--- Begin Text segment ---

Humanity Hour One: A Review
(or Delusion: Part Four.)
Posted by seed @ 10:48 PM
I made a post a while back regarding the latest Scorpion album, Humanity. I've had time since then to spin the disc no less than twenty times. I don't say this lightly, it comes from me with very high recommendations. Granted, you will have to be able to cross over into the metal category, albeit quinquagenarian-style, to be able to embrace the album. Fuck-it, open your mind. What you will find is an album that does a very solid job of describing some of the finer things that are human.
I will not go into an anthology of the band. That has been done before. What is of note is the the Scorpions prove, with this latest album, why the Rolling Stones completely suck beyond all comprehension. While Mic and the galactically embalmed have been producing the same mediocre, formulaic material for decades, a similarly aged band has been attempting new material. With the latest offering, the Scorpions bring in Desmond Child and take a swing at an album that loosely resembles a concept album. The results are fantastic. Not only is the album catchy like the clap, parts of it are actually beautifully composed. I know, it's hard to type that in regards to a Scorpion album.

--- End Text segment ---

#### The tasks:
**A)** According to the album review, how many times has the writer played the disc since the earlier post?
**B)** Copy everything in the album review from "Posted by seed" down to "that are human.".
**C)** List every band and person named in the two paragraphs of the album review that follow the posting line.

--- Begin Extracted records ---

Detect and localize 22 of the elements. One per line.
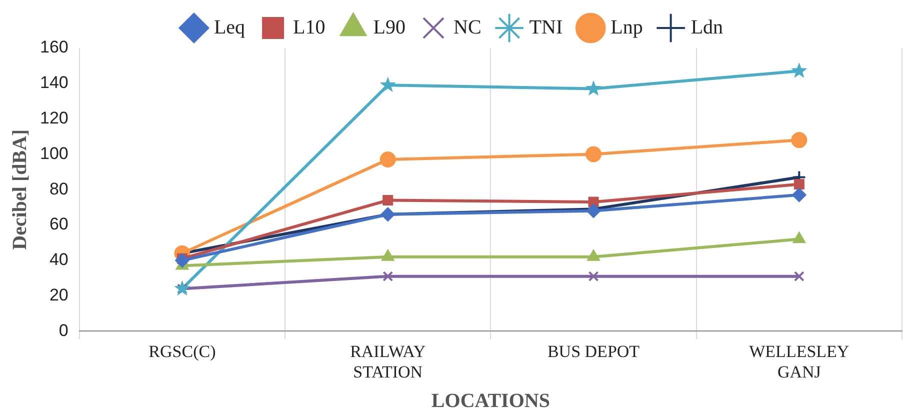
legend-label: Ldn bbox=[690, 16, 724, 38]
x-tick-label: RAILWAY STATION bbox=[350, 342, 426, 382]
y-tick-label: 60 bbox=[49, 214, 68, 234]
x-axis-title: LOCATIONS bbox=[431, 390, 550, 412]
legend-label: L10 bbox=[293, 16, 326, 38]
y-axis-title: Decibel [dBA] bbox=[9, 129, 32, 250]
y-tick-label: 160 bbox=[40, 38, 68, 57]
y-tick-label: 80 bbox=[49, 179, 68, 198]
x-tick-label: RGSC(C) bbox=[148, 342, 216, 361]
legend-label: Lnp bbox=[610, 16, 643, 38]
x-tick-label: WELLESLEY GANJ bbox=[749, 342, 850, 382]
y-tick-label: 100 bbox=[40, 144, 68, 163]
y-tick-label: 120 bbox=[40, 108, 68, 128]
y-tick-label: 40 bbox=[49, 250, 68, 270]
legend-label: Leq bbox=[214, 16, 246, 38]
y-tick-label: 140 bbox=[40, 73, 68, 92]
legend-label: L90 bbox=[373, 16, 406, 38]
y-tick-label: 0 bbox=[58, 320, 68, 340]
y-tick-label: 20 bbox=[49, 285, 68, 304]
legend-label: TNI bbox=[529, 16, 563, 38]
legend-label: NC bbox=[453, 16, 482, 38]
x-tick-label: BUS DEPOT bbox=[547, 342, 640, 361]
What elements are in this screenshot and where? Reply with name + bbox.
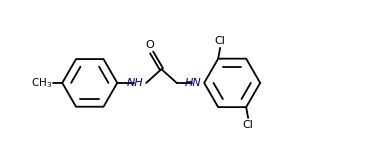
Text: Cl: Cl	[243, 120, 254, 130]
Text: HN: HN	[185, 78, 201, 88]
Text: Cl: Cl	[215, 36, 226, 46]
Text: NH: NH	[126, 78, 143, 88]
Text: O: O	[145, 40, 154, 50]
Text: CH$_3$: CH$_3$	[31, 76, 53, 90]
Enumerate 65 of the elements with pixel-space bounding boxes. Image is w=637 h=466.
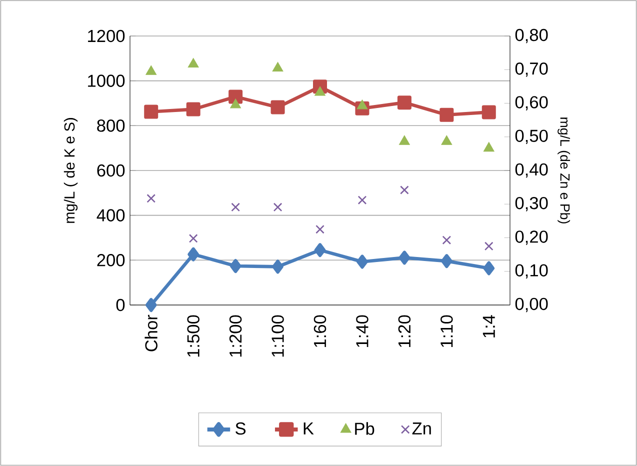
point <box>272 260 284 274</box>
point <box>231 202 240 212</box>
point <box>188 234 198 243</box>
point <box>358 196 367 205</box>
point <box>188 247 200 262</box>
point <box>397 96 412 110</box>
x-tick-label: 1:200 <box>229 315 242 357</box>
y2-axis-title: mg/L (de Zn e Pb) <box>558 118 570 224</box>
point <box>398 135 410 145</box>
y-tick-label: 800 <box>97 120 125 132</box>
point <box>186 102 200 116</box>
point <box>316 224 324 234</box>
point <box>482 105 496 120</box>
y-tick-label: 600 <box>97 164 125 177</box>
y-tick-label: 0 <box>116 298 125 312</box>
y2-tick-label: 0,80 <box>515 28 548 44</box>
point <box>442 236 452 245</box>
y2-tick-label: 0,20 <box>515 230 548 245</box>
x-tick-label: 1:10 <box>440 315 453 348</box>
legend-label: Pb <box>355 422 374 435</box>
legend-label: S <box>236 422 246 435</box>
point <box>145 298 157 312</box>
point <box>146 194 156 203</box>
y-axis-title: mg/L ( de K e S) <box>64 118 78 223</box>
point <box>400 186 409 194</box>
y-tick-label: 1200 <box>88 30 125 42</box>
y2-tick-label: 0,60 <box>515 96 548 110</box>
point <box>484 242 494 251</box>
y-tick-label: 200 <box>97 254 125 266</box>
point <box>273 202 282 212</box>
point <box>230 258 242 273</box>
point <box>144 104 158 119</box>
point <box>228 90 243 104</box>
legend-label: K <box>304 422 314 434</box>
point <box>314 86 326 96</box>
y2-tick-label: 0,50 <box>515 130 548 144</box>
x-tick-label: 1:500 <box>187 315 200 357</box>
y-tick-label: 400 <box>96 209 125 222</box>
point <box>356 100 368 110</box>
x-tick-label: 1:40 <box>356 315 368 348</box>
x-tick-label: 1:20 <box>398 315 411 348</box>
point <box>440 108 454 122</box>
y2-tick-label: 0,30 <box>515 196 548 212</box>
point <box>356 254 368 269</box>
point <box>398 250 410 265</box>
point <box>188 58 199 68</box>
point <box>314 243 326 258</box>
point <box>270 100 285 114</box>
y2-tick-label: 0,00 <box>515 298 548 312</box>
x-tick-label: 1:100 <box>272 315 284 357</box>
x-tick-label: 1:60 <box>314 315 326 348</box>
point <box>146 65 157 75</box>
x-tick-label: Chor <box>144 314 158 352</box>
point <box>441 135 452 145</box>
point <box>440 254 452 268</box>
point <box>483 142 494 152</box>
x-tick-label: 1:4 <box>482 315 495 338</box>
y-tick-label: 1000 <box>88 74 125 87</box>
y2-tick-label: 0,10 <box>515 264 548 279</box>
y2-tick-label: 0,70 <box>515 62 548 77</box>
point <box>272 62 284 72</box>
y2-tick-label: 0,40 <box>515 163 548 178</box>
legend-label: Zn <box>412 422 431 434</box>
point <box>230 98 242 108</box>
point <box>483 261 495 276</box>
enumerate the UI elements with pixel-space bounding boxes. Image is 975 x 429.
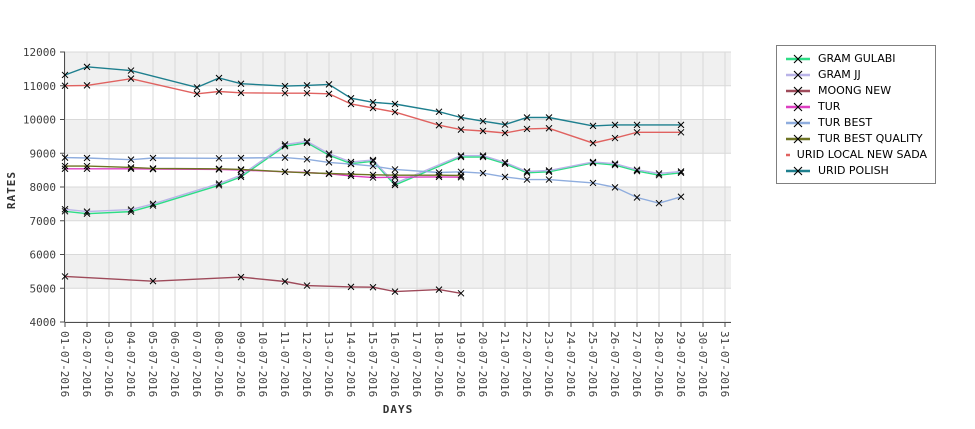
y-axis-title: RATES	[5, 171, 18, 209]
y-tick-label: 4000	[30, 316, 57, 329]
legend-swatch-icon	[786, 118, 810, 127]
x-tick-label: 08-07-2016	[212, 331, 225, 397]
legend-item-tur-best-quality: TUR BEST QUALITY	[785, 132, 927, 145]
legend-swatch-icon	[786, 166, 810, 175]
y-tick-label: 11000	[23, 80, 56, 93]
x-tick-label: 26-07-2016	[608, 331, 621, 397]
series-line-urid-local-new-sada	[61, 75, 685, 147]
x-tick-label: 24-07-2016	[564, 331, 577, 397]
plot-series	[61, 63, 685, 297]
x-tick-label: 07-07-2016	[190, 331, 203, 397]
legend-label: GRAM JJ	[818, 68, 861, 81]
series-line-tur-best	[61, 154, 685, 207]
y-tick-label: 6000	[30, 249, 57, 262]
x-tick-label: 27-07-2016	[630, 331, 643, 397]
x-tick-label: 05-07-2016	[146, 331, 159, 397]
series-line-urid-polish	[61, 63, 685, 130]
x-tick-label: 21-07-2016	[498, 331, 511, 397]
legend-item-urid-local-new-sada: URID LOCAL NEW SADA	[785, 148, 927, 161]
legend-swatch-icon	[786, 153, 790, 156]
x-tick-label: 22-07-2016	[520, 331, 533, 397]
series-line-moong-new	[61, 273, 465, 297]
x-tick-label: 04-07-2016	[124, 331, 137, 397]
x-tick-label: 14-07-2016	[344, 331, 357, 397]
legend-item-gram-jj: GRAM JJ	[785, 68, 927, 81]
series-line-gram-jj	[61, 138, 685, 215]
x-tick-label: 29-07-2016	[674, 331, 687, 397]
legend-label: TUR	[818, 100, 841, 113]
y-tick-label: 7000	[30, 215, 57, 228]
y-tick-label: 9000	[30, 147, 57, 160]
axis-tick-labels: 4000 5000 6000 7000 8000 9000 10000 11000 12000 0…	[23, 46, 731, 397]
legend-label: GRAM GULABI	[818, 52, 896, 65]
legend-item-tur: TUR	[785, 100, 927, 113]
legend-swatch-icon	[786, 134, 810, 143]
x-tick-label: 15-07-2016	[366, 331, 379, 397]
x-tick-label: 23-07-2016	[542, 331, 555, 397]
y-tick-label: 5000	[30, 282, 57, 295]
x-tick-label: 16-07-2016	[388, 331, 401, 397]
x-tick-label: 03-07-2016	[102, 331, 115, 397]
legend-item-gram-gulabi: GRAM GULABI	[785, 52, 927, 65]
y-tick-label: 10000	[23, 114, 56, 127]
x-tick-label: 09-07-2016	[234, 331, 247, 397]
y-tick-label: 12000	[23, 46, 56, 59]
x-tick-label: 30-07-2016	[696, 331, 709, 397]
legend-swatch-icon	[786, 102, 810, 111]
x-tick-label: 06-07-2016	[168, 331, 181, 397]
x-tick-label: 28-07-2016	[652, 331, 665, 397]
series-line-tur-best-quality	[61, 162, 465, 179]
legend-item-moong-new: MOONG NEW	[785, 84, 927, 97]
legend-label: URID POLISH	[818, 164, 889, 177]
legend-item-urid-polish: URID POLISH	[785, 164, 927, 177]
legend-item-tur-best: TUR BEST	[785, 116, 927, 129]
x-tick-label: 13-07-2016	[322, 331, 335, 397]
x-tick-label: 17-07-2016	[410, 331, 423, 397]
x-tick-label: 11-07-2016	[278, 331, 291, 397]
x-tick-label: 20-07-2016	[476, 331, 489, 397]
legend-label: MOONG NEW	[818, 84, 892, 97]
x-tick-label: 10-07-2016	[256, 331, 269, 397]
x-tick-label: 18-07-2016	[432, 331, 445, 397]
x-tick-label: 19-07-2016	[454, 331, 467, 397]
legend-label: URID LOCAL NEW SADA	[796, 148, 927, 161]
x-tick-label: 25-07-2016	[586, 331, 599, 397]
legend-label: TUR BEST QUALITY	[818, 132, 923, 145]
legend-label: TUR BEST	[818, 116, 873, 129]
legend-swatch-icon	[786, 70, 810, 79]
legend-swatch-icon	[786, 86, 810, 95]
x-axis-title: DAYS	[383, 403, 414, 416]
legend: GRAM GULABI GRAM JJ MOONG NEW TUR TUR BEST TU…	[776, 45, 936, 184]
legend-swatch-icon	[786, 54, 810, 63]
x-tick-label: 01-07-2016	[58, 331, 71, 397]
x-tick-label: 12-07-2016	[300, 331, 313, 397]
x-tick-label: 31-07-2016	[718, 331, 731, 397]
y-tick-label: 8000	[30, 181, 57, 194]
x-tick-label: 02-07-2016	[80, 331, 93, 397]
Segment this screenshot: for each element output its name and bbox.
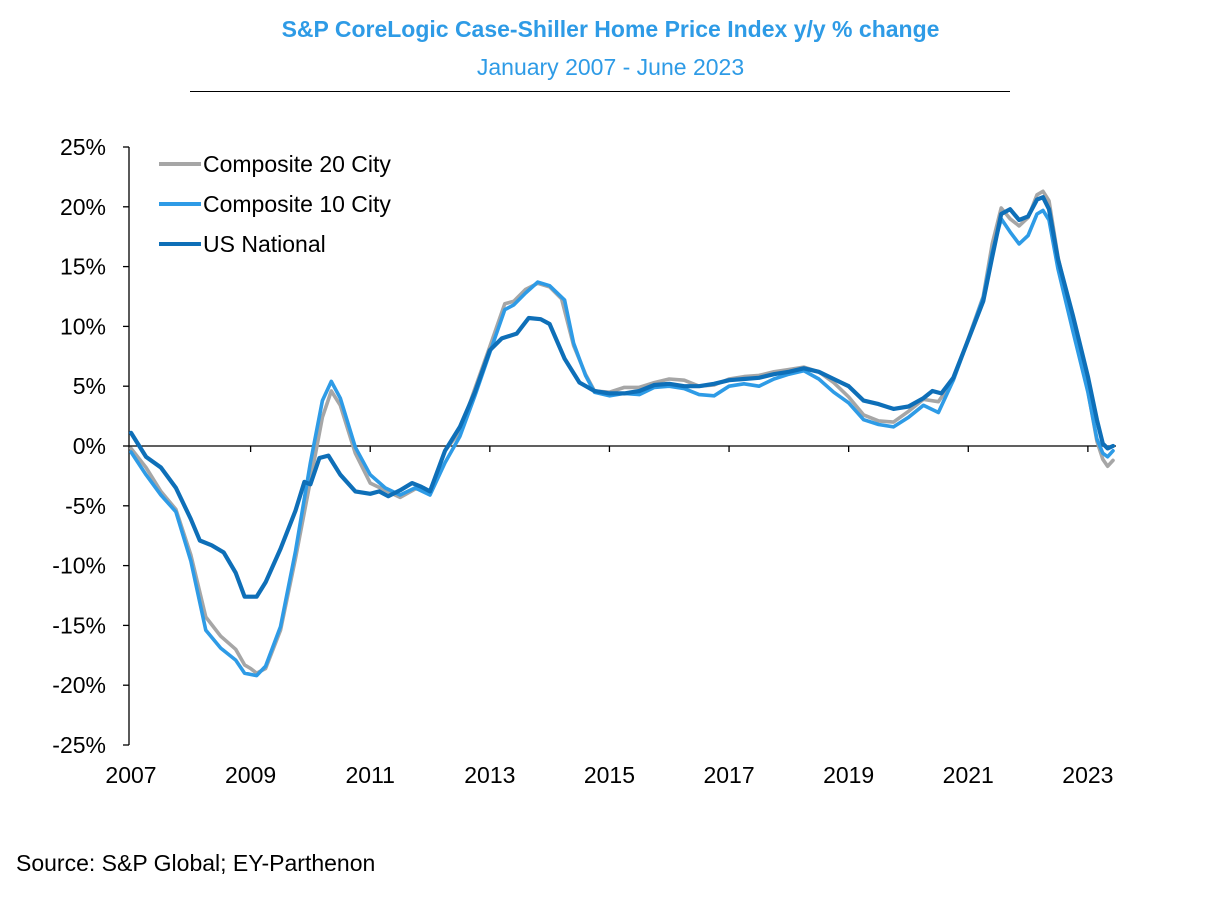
x-tick-label: 2009 (225, 762, 276, 788)
series-line-us-national (128, 195, 1116, 599)
chart-series (128, 189, 1116, 678)
y-tick-label: 5% (73, 373, 106, 399)
x-tick-label: 2023 (1062, 762, 1113, 788)
y-tick-label: -5% (65, 493, 106, 519)
legend-label-us-national: US National (203, 231, 326, 257)
y-tick-label: -15% (52, 612, 106, 638)
chart-subtitle: January 2007 - June 2023 (476, 54, 745, 80)
y-tick-label: -20% (52, 672, 106, 698)
x-tick-label: 2013 (464, 762, 515, 788)
x-tick-label: 2019 (823, 762, 874, 788)
series-line-composite-20-city (129, 189, 1115, 675)
y-tick-label: 20% (60, 194, 106, 220)
chart-title: S&P CoreLogic Case-Shiller Home Price In… (281, 16, 940, 42)
y-tick-label: 10% (60, 313, 106, 339)
source-note: Source: S&P Global; EY-Parthenon (16, 850, 376, 876)
title-divider (190, 91, 1010, 92)
x-tick-label: 2007 (105, 762, 156, 788)
legend-label-composite-10-city: Composite 10 City (203, 191, 391, 217)
y-tick-label: -10% (52, 553, 106, 579)
chart-axes: -25% -20% -15% -10% -5% 0% 5% 10% 15% 20% 25% 2007 2… (52, 134, 1116, 788)
y-tick-label: 0% (73, 433, 106, 459)
y-tick-label: 15% (60, 254, 106, 280)
x-tick-label: 2017 (703, 762, 754, 788)
y-tick-label: -25% (52, 732, 106, 758)
x-tick-label: 2015 (584, 762, 635, 788)
x-tick-label: 2021 (943, 762, 994, 788)
series-line-composite-10-city (129, 208, 1115, 678)
x-tick-label: 2011 (345, 762, 394, 788)
chart-legend: Composite 20 City Composite 10 City US Nat… (159, 151, 391, 257)
legend-label-composite-20-city: Composite 20 City (203, 151, 391, 177)
y-tick-label: 25% (60, 134, 106, 160)
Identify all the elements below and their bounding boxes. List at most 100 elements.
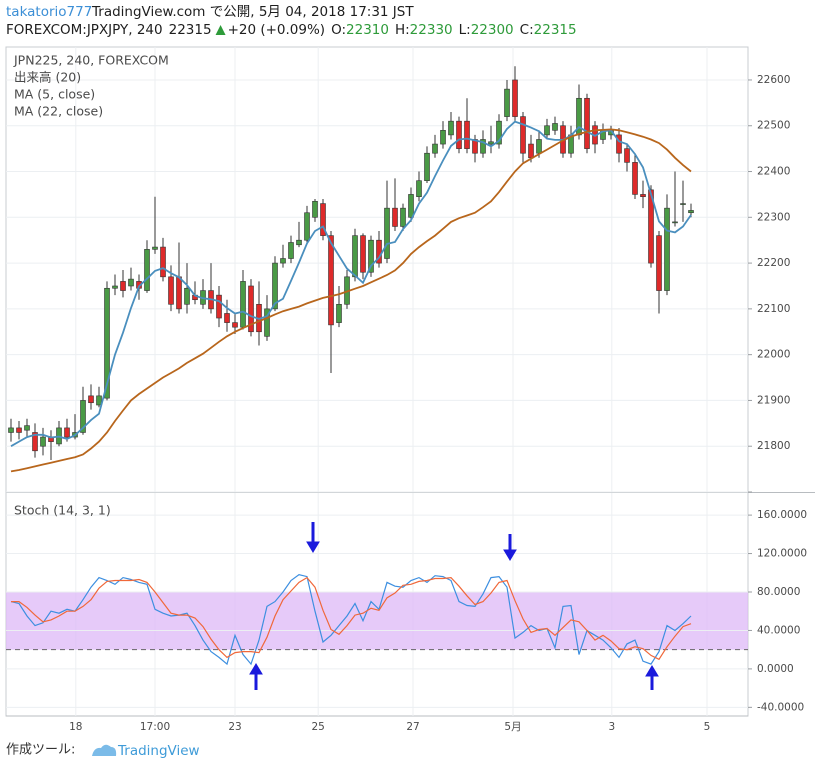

--- End Extracted records ---

#### Answers for the tasks:
**A)** No less than twenty times.

**B)**
Posted by seed @ 10:48 PM
I made a post a while back regarding the latest Scorpion album, Humanity. I've had time since then to spin the disc no less than twenty times. I don't say this lightly, it comes from me with very high recommendations. Granted, you will have to be able to cross over into the metal category, albeit quinquagenarian-style, to be able to embrace the album. Fuck-it, open your mind. What you will find is an album that does a very solid job of describing some of the finer things that are human.

**C)** Scorpions, Rolling Stones, Mic, Desmond Child